## Given problem
The records below must be copied in full; omit the images.

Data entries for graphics
(begin)

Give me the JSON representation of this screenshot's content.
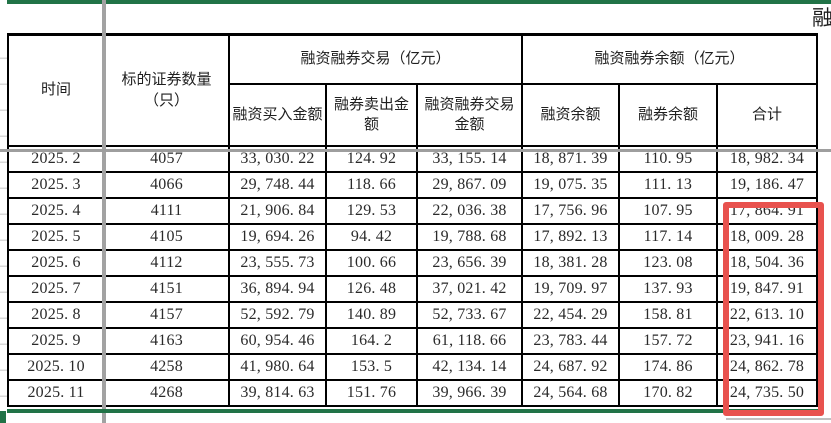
{
  "sheet": {
    "clipped_top_right_text": "融",
    "selection_border_color": "#217347",
    "pane_split_color": "#a2a2a2"
  },
  "table": {
    "header": {
      "time": "时间",
      "securities_count": "标的证券数量（只）",
      "trade_group": "融资融券交易（亿元）",
      "balance_group": "融资融券余额（亿元）",
      "sub": [
        "融资买入金额",
        "融券卖出金额",
        "融资融券交易金额",
        "融资余额",
        "融券余额",
        "合计"
      ]
    },
    "column_keys": [
      "time",
      "securities-count",
      "financing-buy-amount",
      "short-sell-amount",
      "margin-trade-amount",
      "financing-balance",
      "short-balance",
      "total"
    ],
    "rows": [
      [
        "2025. 2",
        "4057",
        "33, 030. 22",
        "124. 92",
        "33, 155. 14",
        "18, 871. 39",
        "110. 95",
        "18, 982. 34"
      ],
      [
        "2025. 3",
        "4066",
        "29, 748. 44",
        "118. 66",
        "29, 867. 09",
        "19, 075. 35",
        "111. 13",
        "19, 186. 47"
      ],
      [
        "2025. 4",
        "4111",
        "21, 906. 84",
        "129. 53",
        "22, 036. 38",
        "17, 756. 96",
        "107. 95",
        "17, 864. 91"
      ],
      [
        "2025. 5",
        "4105",
        "19, 694. 26",
        "94. 42",
        "19, 788. 68",
        "17, 892. 13",
        "117. 14",
        "18, 009. 28"
      ],
      [
        "2025. 6",
        "4112",
        "23, 555. 73",
        "100. 66",
        "23, 656. 39",
        "18, 381. 28",
        "123. 08",
        "18, 504. 36"
      ],
      [
        "2025. 7",
        "4151",
        "36, 894. 94",
        "126. 48",
        "37, 021. 42",
        "19, 709. 97",
        "137. 93",
        "19, 847. 91"
      ],
      [
        "2025. 8",
        "4157",
        "52, 592. 79",
        "140. 89",
        "52, 733. 67",
        "22, 454. 29",
        "158. 81",
        "22, 613. 10"
      ],
      [
        "2025. 9",
        "4163",
        "60, 954. 46",
        "164. 2",
        "61, 118. 66",
        "23, 783. 44",
        "157. 72",
        "23, 941. 16"
      ],
      [
        "2025. 10",
        "4258",
        "41, 980. 64",
        "153. 5",
        "42, 134. 14",
        "24, 687. 92",
        "174. 86",
        "24, 862. 78"
      ],
      [
        "2025. 11",
        "4268",
        "39, 814. 63",
        "151. 76",
        "39, 966. 39",
        "24, 564. 68",
        "170. 82",
        "24, 735. 50"
      ]
    ]
  },
  "annotations": {
    "red_box_highlight": {
      "color": "#e8524e",
      "column": "合计",
      "from_row": "2025. 4",
      "to_row": "2025. 11"
    }
  }
}
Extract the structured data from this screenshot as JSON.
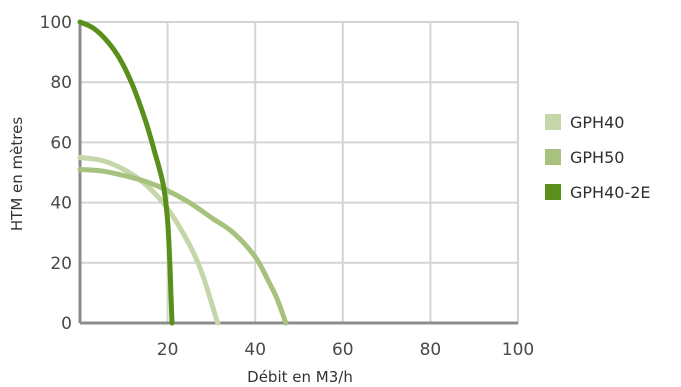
{
  "chart_data": {
    "type": "line",
    "xlabel": "Débit en M3/h",
    "ylabel": "HTM en mètres",
    "xlim": [
      0,
      100
    ],
    "ylim": [
      0,
      100
    ],
    "x_ticks": [
      "0",
      "20",
      "40",
      "60",
      "80",
      "100"
    ],
    "y_ticks": [
      "0",
      "20",
      "40",
      "60",
      "80",
      "100"
    ],
    "grid": true,
    "legend_position": "right",
    "series": [
      {
        "name": "GPH40",
        "color": "#c5d6a8",
        "points": [
          [
            0,
            55
          ],
          [
            5,
            54
          ],
          [
            10,
            51
          ],
          [
            15,
            46
          ],
          [
            20,
            38
          ],
          [
            25,
            26
          ],
          [
            28,
            16
          ],
          [
            31,
            2
          ],
          [
            31.5,
            0
          ]
        ]
      },
      {
        "name": "GPH50",
        "color": "#a7c27f",
        "points": [
          [
            0,
            51
          ],
          [
            5,
            50.5
          ],
          [
            10,
            49
          ],
          [
            15,
            47
          ],
          [
            20,
            44
          ],
          [
            25,
            40
          ],
          [
            30,
            35
          ],
          [
            35,
            30
          ],
          [
            40,
            22
          ],
          [
            43,
            14
          ],
          [
            45,
            8
          ],
          [
            47,
            0
          ]
        ]
      },
      {
        "name": "GPH40-2E",
        "color": "#5a8f1c",
        "points": [
          [
            0,
            100
          ],
          [
            3,
            98
          ],
          [
            6,
            94
          ],
          [
            9,
            88
          ],
          [
            12,
            79
          ],
          [
            15,
            67
          ],
          [
            17,
            57
          ],
          [
            19,
            46
          ],
          [
            20,
            34
          ],
          [
            20.5,
            20
          ],
          [
            20.8,
            8
          ],
          [
            21,
            0
          ]
        ]
      }
    ]
  }
}
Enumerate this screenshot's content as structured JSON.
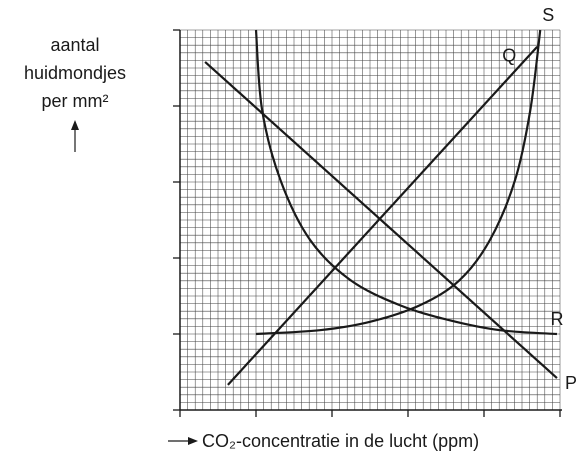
{
  "chart_data": {
    "type": "line",
    "y_label": [
      "aantal",
      "huidmondjes",
      "per mm²"
    ],
    "x_label": "CO₂-concentratie in de lucht (ppm)",
    "xlim": [
      0,
      5
    ],
    "ylim": [
      0,
      5
    ],
    "xticks": [
      0,
      1,
      2,
      3,
      4,
      5
    ],
    "yticks": [
      0,
      1,
      2,
      3,
      4,
      5
    ],
    "grid": true,
    "series": [
      {
        "name": "P",
        "color": "#1a1a1a",
        "x": [
          0.33,
          4.96
        ],
        "values": [
          4.58,
          0.42
        ]
      },
      {
        "name": "Q",
        "color": "#1a1a1a",
        "x": [
          0.63,
          4.7
        ],
        "values": [
          0.33,
          4.78
        ]
      },
      {
        "name": "R",
        "color": "#1a1a1a",
        "x": [
          1.0,
          1.08,
          1.32,
          1.71,
          2.24,
          2.89,
          3.55,
          4.21,
          4.96
        ],
        "values": [
          5.0,
          3.95,
          3.03,
          2.24,
          1.71,
          1.38,
          1.18,
          1.05,
          1.0
        ]
      },
      {
        "name": "S",
        "color": "#1a1a1a",
        "x": [
          1.0,
          1.84,
          2.5,
          3.16,
          3.68,
          4.08,
          4.41,
          4.61,
          4.74
        ],
        "values": [
          1.0,
          1.05,
          1.16,
          1.38,
          1.71,
          2.24,
          3.03,
          3.95,
          5.0
        ]
      }
    ]
  }
}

(end)

## Complete answer
Give me the JSON representation of this screenshot's content.
{
  "sheet": {
    "clipped_top_right_text": "融",
    "selection_border_color": "#217347",
    "pane_split_color": "#a2a2a2"
  },
  "table": {
    "header": {
      "time": "时间",
      "securities_count": "标的证券数量（只）",
      "trade_group": "融资融券交易（亿元）",
      "balance_group": "融资融券余额（亿元）",
      "sub": [
        "融资买入金额",
        "融券卖出金额",
        "融资融券交易金额",
        "融资余额",
        "融券余额",
        "合计"
      ]
    },
    "column_keys": [
      "time",
      "securities-count",
      "financing-buy-amount",
      "short-sell-amount",
      "margin-trade-amount",
      "financing-balance",
      "short-balance",
      "total"
    ],
    "rows": [
      [
        "2025. 2",
        "4057",
        "33, 030. 22",
        "124. 92",
        "33, 155. 14",
        "18, 871. 39",
        "110. 95",
        "18, 982. 34"
      ],
      [
        "2025. 3",
        "4066",
        "29, 748. 44",
        "118. 66",
        "29, 867. 09",
        "19, 075. 35",
        "111. 13",
        "19, 186. 47"
      ],
      [
        "2025. 4",
        "4111",
        "21, 906. 84",
        "129. 53",
        "22, 036. 38",
        "17, 756. 96",
        "107. 95",
        "17, 864. 91"
      ],
      [
        "2025. 5",
        "4105",
        "19, 694. 26",
        "94. 42",
        "19, 788. 68",
        "17, 892. 13",
        "117. 14",
        "18, 009. 28"
      ],
      [
        "2025. 6",
        "4112",
        "23, 555. 73",
        "100. 66",
        "23, 656. 39",
        "18, 381. 28",
        "123. 08",
        "18, 504. 36"
      ],
      [
        "2025. 7",
        "4151",
        "36, 894. 94",
        "126. 48",
        "37, 021. 42",
        "19, 709. 97",
        "137. 93",
        "19, 847. 91"
      ],
      [
        "2025. 8",
        "4157",
        "52, 592. 79",
        "140. 89",
        "52, 733. 67",
        "22, 454. 29",
        "158. 81",
        "22, 613. 10"
      ],
      [
        "2025. 9",
        "4163",
        "60, 954. 46",
        "164. 2",
        "61, 118. 66",
        "23, 783. 44",
        "157. 72",
        "23, 941. 16"
      ],
      [
        "2025. 10",
        "4258",
        "41, 980. 64",
        "153. 5",
        "42, 134. 14",
        "24, 687. 92",
        "174. 86",
        "24, 862. 78"
      ],
      [
        "2025. 11",
        "4268",
        "39, 814. 63",
        "151. 76",
        "39, 966. 39",
        "24, 564. 68",
        "170. 82",
        "24, 735. 50"
      ]
    ]
  },
  "annotations": {
    "red_box_highlight": {
      "color": "#e8524e",
      "column": "合计",
      "from_row": "2025. 4",
      "to_row": "2025. 11"
    }
  }
}
Extract the structured data from this screenshot as JSON.
{
  "chart_data": {
    "type": "line",
    "xlabel": "Débit en M3/h",
    "ylabel": "HTM en mètres",
    "xlim": [
      0,
      100
    ],
    "ylim": [
      0,
      100
    ],
    "x_ticks": [
      "0",
      "20",
      "40",
      "60",
      "80",
      "100"
    ],
    "y_ticks": [
      "0",
      "20",
      "40",
      "60",
      "80",
      "100"
    ],
    "grid": true,
    "legend_position": "right",
    "series": [
      {
        "name": "GPH40",
        "color": "#c5d6a8",
        "points": [
          [
            0,
            55
          ],
          [
            5,
            54
          ],
          [
            10,
            51
          ],
          [
            15,
            46
          ],
          [
            20,
            38
          ],
          [
            25,
            26
          ],
          [
            28,
            16
          ],
          [
            31,
            2
          ],
          [
            31.5,
            0
          ]
        ]
      },
      {
        "name": "GPH50",
        "color": "#a7c27f",
        "points": [
          [
            0,
            51
          ],
          [
            5,
            50.5
          ],
          [
            10,
            49
          ],
          [
            15,
            47
          ],
          [
            20,
            44
          ],
          [
            25,
            40
          ],
          [
            30,
            35
          ],
          [
            35,
            30
          ],
          [
            40,
            22
          ],
          [
            43,
            14
          ],
          [
            45,
            8
          ],
          [
            47,
            0
          ]
        ]
      },
      {
        "name": "GPH40-2E",
        "color": "#5a8f1c",
        "points": [
          [
            0,
            100
          ],
          [
            3,
            98
          ],
          [
            6,
            94
          ],
          [
            9,
            88
          ],
          [
            12,
            79
          ],
          [
            15,
            67
          ],
          [
            17,
            57
          ],
          [
            19,
            46
          ],
          [
            20,
            34
          ],
          [
            20.5,
            20
          ],
          [
            20.8,
            8
          ],
          [
            21,
            0
          ]
        ]
      }
    ]
  }
}
Enumerate this screenshot's content as structured JSON.
{
  "chart_data": {
    "type": "line",
    "y_label": [
      "aantal",
      "huidmondjes",
      "per mm²"
    ],
    "x_label": "CO₂-concentratie in de lucht (ppm)",
    "xlim": [
      0,
      5
    ],
    "ylim": [
      0,
      5
    ],
    "xticks": [
      0,
      1,
      2,
      3,
      4,
      5
    ],
    "yticks": [
      0,
      1,
      2,
      3,
      4,
      5
    ],
    "grid": true,
    "series": [
      {
        "name": "P",
        "color": "#1a1a1a",
        "x": [
          0.33,
          4.96
        ],
        "values": [
          4.58,
          0.42
        ]
      },
      {
        "name": "Q",
        "color": "#1a1a1a",
        "x": [
          0.63,
          4.7
        ],
        "values": [
          0.33,
          4.78
        ]
      },
      {
        "name": "R",
        "color": "#1a1a1a",
        "x": [
          1.0,
          1.08,
          1.32,
          1.71,
          2.24,
          2.89,
          3.55,
          4.21,
          4.96
        ],
        "values": [
          5.0,
          3.95,
          3.03,
          2.24,
          1.71,
          1.38,
          1.18,
          1.05,
          1.0
        ]
      },
      {
        "name": "S",
        "color": "#1a1a1a",
        "x": [
          1.0,
          1.84,
          2.5,
          3.16,
          3.68,
          4.08,
          4.41,
          4.61,
          4.74
        ],
        "values": [
          1.0,
          1.05,
          1.16,
          1.38,
          1.71,
          2.24,
          3.03,
          3.95,
          5.0
        ]
      }
    ]
  }
}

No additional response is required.